(Excerpt from a dataset)
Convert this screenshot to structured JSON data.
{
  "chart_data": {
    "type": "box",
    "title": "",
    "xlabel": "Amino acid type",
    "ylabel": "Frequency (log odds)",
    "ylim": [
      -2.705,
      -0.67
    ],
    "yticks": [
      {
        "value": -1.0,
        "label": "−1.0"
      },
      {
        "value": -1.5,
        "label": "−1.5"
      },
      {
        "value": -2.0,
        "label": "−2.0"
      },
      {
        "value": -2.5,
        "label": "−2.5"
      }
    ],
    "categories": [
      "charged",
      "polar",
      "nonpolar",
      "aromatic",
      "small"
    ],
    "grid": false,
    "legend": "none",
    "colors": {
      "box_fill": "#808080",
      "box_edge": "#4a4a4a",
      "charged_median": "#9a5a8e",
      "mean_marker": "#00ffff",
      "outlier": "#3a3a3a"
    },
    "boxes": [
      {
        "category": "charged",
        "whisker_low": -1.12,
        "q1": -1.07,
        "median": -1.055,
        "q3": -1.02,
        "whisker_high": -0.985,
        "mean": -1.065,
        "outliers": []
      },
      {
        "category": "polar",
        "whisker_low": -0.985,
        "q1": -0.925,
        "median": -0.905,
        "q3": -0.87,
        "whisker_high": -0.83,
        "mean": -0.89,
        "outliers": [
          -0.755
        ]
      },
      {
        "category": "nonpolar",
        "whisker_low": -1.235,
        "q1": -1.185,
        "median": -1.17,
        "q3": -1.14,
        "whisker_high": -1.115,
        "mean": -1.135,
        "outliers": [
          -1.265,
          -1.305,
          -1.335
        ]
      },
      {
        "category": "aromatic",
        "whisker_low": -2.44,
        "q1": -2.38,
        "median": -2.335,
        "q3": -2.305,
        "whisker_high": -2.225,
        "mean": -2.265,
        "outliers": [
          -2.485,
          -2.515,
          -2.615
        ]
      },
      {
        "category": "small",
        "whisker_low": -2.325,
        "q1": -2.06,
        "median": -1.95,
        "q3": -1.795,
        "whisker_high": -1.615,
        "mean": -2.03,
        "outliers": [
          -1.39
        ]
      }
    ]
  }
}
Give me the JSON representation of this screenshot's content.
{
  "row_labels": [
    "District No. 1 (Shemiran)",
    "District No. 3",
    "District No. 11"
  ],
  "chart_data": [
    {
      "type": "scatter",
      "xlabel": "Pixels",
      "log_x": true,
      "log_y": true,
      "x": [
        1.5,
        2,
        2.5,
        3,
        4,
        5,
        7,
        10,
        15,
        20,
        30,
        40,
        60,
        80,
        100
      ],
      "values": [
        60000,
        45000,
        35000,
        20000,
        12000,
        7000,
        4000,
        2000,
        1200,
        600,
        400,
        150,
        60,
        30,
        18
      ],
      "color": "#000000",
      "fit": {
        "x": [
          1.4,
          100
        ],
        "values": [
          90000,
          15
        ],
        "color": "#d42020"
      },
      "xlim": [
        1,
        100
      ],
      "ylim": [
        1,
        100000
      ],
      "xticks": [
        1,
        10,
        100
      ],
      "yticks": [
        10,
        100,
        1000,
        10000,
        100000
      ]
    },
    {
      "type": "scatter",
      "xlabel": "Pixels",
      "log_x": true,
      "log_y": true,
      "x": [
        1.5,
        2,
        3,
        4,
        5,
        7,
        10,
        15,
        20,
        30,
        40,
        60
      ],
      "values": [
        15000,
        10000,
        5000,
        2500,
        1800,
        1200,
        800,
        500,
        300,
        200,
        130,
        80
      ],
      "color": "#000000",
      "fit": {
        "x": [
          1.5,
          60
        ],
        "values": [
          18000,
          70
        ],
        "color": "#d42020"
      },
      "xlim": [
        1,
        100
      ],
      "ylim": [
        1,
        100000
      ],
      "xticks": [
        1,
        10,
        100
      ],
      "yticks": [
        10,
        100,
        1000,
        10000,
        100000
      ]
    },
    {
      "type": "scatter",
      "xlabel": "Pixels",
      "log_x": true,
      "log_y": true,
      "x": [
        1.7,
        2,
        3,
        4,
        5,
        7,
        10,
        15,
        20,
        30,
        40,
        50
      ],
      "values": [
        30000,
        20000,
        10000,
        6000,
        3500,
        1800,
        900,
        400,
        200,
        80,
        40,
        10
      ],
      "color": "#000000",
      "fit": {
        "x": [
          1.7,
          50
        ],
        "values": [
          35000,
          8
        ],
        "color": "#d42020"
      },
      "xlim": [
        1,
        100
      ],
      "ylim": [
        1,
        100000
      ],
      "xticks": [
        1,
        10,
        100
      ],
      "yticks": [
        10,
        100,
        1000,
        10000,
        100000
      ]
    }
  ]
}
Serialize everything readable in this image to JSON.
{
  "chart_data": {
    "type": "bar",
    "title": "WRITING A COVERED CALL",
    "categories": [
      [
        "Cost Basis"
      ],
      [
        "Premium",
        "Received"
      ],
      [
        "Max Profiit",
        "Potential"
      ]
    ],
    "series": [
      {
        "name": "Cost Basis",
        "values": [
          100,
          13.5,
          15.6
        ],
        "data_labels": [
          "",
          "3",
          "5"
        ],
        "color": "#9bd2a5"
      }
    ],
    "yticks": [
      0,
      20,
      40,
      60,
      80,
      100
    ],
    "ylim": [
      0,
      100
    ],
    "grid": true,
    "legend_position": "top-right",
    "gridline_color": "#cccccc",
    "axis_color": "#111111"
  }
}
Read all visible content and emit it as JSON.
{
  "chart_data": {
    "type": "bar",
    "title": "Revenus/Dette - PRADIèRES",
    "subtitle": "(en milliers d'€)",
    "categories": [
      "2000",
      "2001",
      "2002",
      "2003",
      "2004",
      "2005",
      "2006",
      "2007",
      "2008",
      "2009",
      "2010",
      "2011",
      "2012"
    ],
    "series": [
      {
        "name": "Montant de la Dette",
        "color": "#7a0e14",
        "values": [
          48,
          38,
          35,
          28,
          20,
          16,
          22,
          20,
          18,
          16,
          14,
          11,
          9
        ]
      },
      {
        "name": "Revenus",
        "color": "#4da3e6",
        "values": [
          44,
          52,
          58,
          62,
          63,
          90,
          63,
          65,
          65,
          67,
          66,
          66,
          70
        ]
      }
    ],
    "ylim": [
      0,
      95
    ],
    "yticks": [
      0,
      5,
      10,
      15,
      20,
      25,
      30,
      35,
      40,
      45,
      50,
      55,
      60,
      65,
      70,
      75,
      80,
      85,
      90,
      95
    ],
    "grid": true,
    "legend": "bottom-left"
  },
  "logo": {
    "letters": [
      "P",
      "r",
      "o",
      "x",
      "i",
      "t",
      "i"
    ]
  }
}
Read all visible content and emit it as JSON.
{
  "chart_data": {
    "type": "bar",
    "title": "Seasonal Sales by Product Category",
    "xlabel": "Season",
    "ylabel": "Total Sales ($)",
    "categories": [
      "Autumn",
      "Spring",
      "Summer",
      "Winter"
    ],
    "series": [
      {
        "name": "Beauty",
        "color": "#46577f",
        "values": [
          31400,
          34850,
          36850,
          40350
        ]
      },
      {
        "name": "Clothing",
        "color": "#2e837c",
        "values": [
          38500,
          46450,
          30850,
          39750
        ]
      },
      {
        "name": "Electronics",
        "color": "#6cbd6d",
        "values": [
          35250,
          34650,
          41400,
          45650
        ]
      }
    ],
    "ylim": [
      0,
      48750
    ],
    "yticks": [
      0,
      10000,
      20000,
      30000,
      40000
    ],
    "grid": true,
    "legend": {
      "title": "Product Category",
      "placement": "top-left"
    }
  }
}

> [The exercise] Copy every record exactly as presented.

> [Written response]
Convert this screenshot to structured JSON data.
{
  "chart_data": {
    "type": "box",
    "title": "",
    "xlabel": "Amino acid type",
    "ylabel": "Frequency (log odds)",
    "ylim": [
      -2.705,
      -0.67
    ],
    "yticks": [
      {
        "value": -1.0,
        "label": "−1.0"
      },
      {
        "value": -1.5,
        "label": "−1.5"
      },
      {
        "value": -2.0,
        "label": "−2.0"
      },
      {
        "value": -2.5,
        "label": "−2.5"
      }
    ],
    "categories": [
      "charged",
      "polar",
      "nonpolar",
      "aromatic",
      "small"
    ],
    "grid": false,
    "legend": "none",
    "colors": {
      "box_fill": "#808080",
      "box_edge": "#4a4a4a",
      "charged_median": "#9a5a8e",
      "mean_marker": "#00ffff",
      "outlier": "#3a3a3a"
    },
    "boxes": [
      {
        "category": "charged",
        "whisker_low": -1.12,
        "q1": -1.07,
        "median": -1.055,
        "q3": -1.02,
        "whisker_high": -0.985,
        "mean": -1.065,
        "outliers": []
      },
      {
        "category": "polar",
        "whisker_low": -0.985,
        "q1": -0.925,
        "median": -0.905,
        "q3": -0.87,
        "whisker_high": -0.83,
        "mean": -0.89,
        "outliers": [
          -0.755
        ]
      },
      {
        "category": "nonpolar",
        "whisker_low": -1.235,
        "q1": -1.185,
        "median": -1.17,
        "q3": -1.14,
        "whisker_high": -1.115,
        "mean": -1.135,
        "outliers": [
          -1.265,
          -1.305,
          -1.335
        ]
      },
      {
        "category": "aromatic",
        "whisker_low": -2.44,
        "q1": -2.38,
        "median": -2.335,
        "q3": -2.305,
        "whisker_high": -2.225,
        "mean": -2.265,
        "outliers": [
          -2.485,
          -2.515,
          -2.615
        ]
      },
      {
        "category": "small",
        "whisker_low": -2.325,
        "q1": -2.06,
        "median": -1.95,
        "q3": -1.795,
        "whisker_high": -1.615,
        "mean": -2.03,
        "outliers": [
          -1.39
        ]
      }
    ]
  }
}
Give me the JSON representation of this screenshot's content.
{
  "row_labels": [
    "District No. 1 (Shemiran)",
    "District No. 3",
    "District No. 11"
  ],
  "chart_data": [
    {
      "type": "scatter",
      "xlabel": "Pixels",
      "log_x": true,
      "log_y": true,
      "x": [
        1.5,
        2,
        2.5,
        3,
        4,
        5,
        7,
        10,
        15,
        20,
        30,
        40,
        60,
        80,
        100
      ],
      "values": [
        60000,
        45000,
        35000,
        20000,
        12000,
        7000,
        4000,
        2000,
        1200,
        600,
        400,
        150,
        60,
        30,
        18
      ],
      "color": "#000000",
      "fit": {
        "x": [
          1.4,
          100
        ],
        "values": [
          90000,
          15
        ],
        "color": "#d42020"
      },
      "xlim": [
        1,
        100
      ],
      "ylim": [
        1,
        100000
      ],
      "xticks": [
        1,
        10,
        100
      ],
      "yticks": [
        10,
        100,
        1000,
        10000,
        100000
      ]
    },
    {
      "type": "scatter",
      "xlabel": "Pixels",
      "log_x": true,
      "log_y": true,
      "x": [
        1.5,
        2,
        3,
        4,
        5,
        7,
        10,
        15,
        20,
        30,
        40,
        60
      ],
      "values": [
        15000,
        10000,
        5000,
        2500,
        1800,
        1200,
        800,
        500,
        300,
        200,
        130,
        80
      ],
      "color": "#000000",
      "fit": {
        "x": [
          1.5,
          60
        ],
        "values": [
          18000,
          70
        ],
        "color": "#d42020"
      },
      "xlim": [
        1,
        100
      ],
      "ylim": [
        1,
        100000
      ],
      "xticks": [
        1,
        10,
        100
      ],
      "yticks": [
        10,
        100,
        1000,
        10000,
        100000
      ]
    },
    {
      "type": "scatter",
      "xlabel": "Pixels",
      "log_x": true,
      "log_y": true,
      "x": [
        1.7,
        2,
        3,
        4,
        5,
        7,
        10,
        15,
        20,
        30,
        40,
        50
      ],
      "values": [
        30000,
        20000,
        10000,
        6000,
        3500,
        1800,
        900,
        400,
        200,
        80,
        40,
        10
      ],
      "color": "#000000",
      "fit": {
        "x": [
          1.7,
          50
        ],
        "values": [
          35000,
          8
        ],
        "color": "#d42020"
      },
      "xlim": [
        1,
        100
      ],
      "ylim": [
        1,
        100000
      ],
      "xticks": [
        1,
        10,
        100
      ],
      "yticks": [
        10,
        100,
        1000,
        10000,
        100000
      ]
    }
  ]
}
Serialize everything readable in this image to JSON.
{
  "chart_data": {
    "type": "bar",
    "title": "WRITING A COVERED CALL",
    "categories": [
      [
        "Cost Basis"
      ],
      [
        "Premium",
        "Received"
      ],
      [
        "Max Profiit",
        "Potential"
      ]
    ],
    "series": [
      {
        "name": "Cost Basis",
        "values": [
          100,
          13.5,
          15.6
        ],
        "data_labels": [
          "",
          "3",
          "5"
        ],
        "color": "#9bd2a5"
      }
    ],
    "yticks": [
      0,
      20,
      40,
      60,
      80,
      100
    ],
    "ylim": [
      0,
      100
    ],
    "grid": true,
    "legend_position": "top-right",
    "gridline_color": "#cccccc",
    "axis_color": "#111111"
  }
}
Read all visible content and emit it as JSON.
{
  "chart_data": {
    "type": "bar",
    "title": "Revenus/Dette - PRADIèRES",
    "subtitle": "(en milliers d'€)",
    "categories": [
      "2000",
      "2001",
      "2002",
      "2003",
      "2004",
      "2005",
      "2006",
      "2007",
      "2008",
      "2009",
      "2010",
      "2011",
      "2012"
    ],
    "series": [
      {
        "name": "Montant de la Dette",
        "color": "#7a0e14",
        "values": [
          48,
          38,
          35,
          28,
          20,
          16,
          22,
          20,
          18,
          16,
          14,
          11,
          9
        ]
      },
      {
        "name": "Revenus",
        "color": "#4da3e6",
        "values": [
          44,
          52,
          58,
          62,
          63,
          90,
          63,
          65,
          65,
          67,
          66,
          66,
          70
        ]
      }
    ],
    "ylim": [
      0,
      95
    ],
    "yticks": [
      0,
      5,
      10,
      15,
      20,
      25,
      30,
      35,
      40,
      45,
      50,
      55,
      60,
      65,
      70,
      75,
      80,
      85,
      90,
      95
    ],
    "grid": true,
    "legend": "bottom-left"
  },
  "logo": {
    "letters": [
      "P",
      "r",
      "o",
      "x",
      "i",
      "t",
      "i"
    ]
  }
}
Read all visible content and emit it as JSON.
{
  "chart_data": {
    "type": "bar",
    "title": "Seasonal Sales by Product Category",
    "xlabel": "Season",
    "ylabel": "Total Sales ($)",
    "categories": [
      "Autumn",
      "Spring",
      "Summer",
      "Winter"
    ],
    "series": [
      {
        "name": "Beauty",
        "color": "#46577f",
        "values": [
          31400,
          34850,
          36850,
          40350
        ]
      },
      {
        "name": "Clothing",
        "color": "#2e837c",
        "values": [
          38500,
          46450,
          30850,
          39750
        ]
      },
      {
        "name": "Electronics",
        "color": "#6cbd6d",
        "values": [
          35250,
          34650,
          41400,
          45650
        ]
      }
    ],
    "ylim": [
      0,
      48750
    ],
    "yticks": [
      0,
      10000,
      20000,
      30000,
      40000
    ],
    "grid": true,
    "legend": {
      "title": "Product Category",
      "placement": "top-left"
    }
  }
}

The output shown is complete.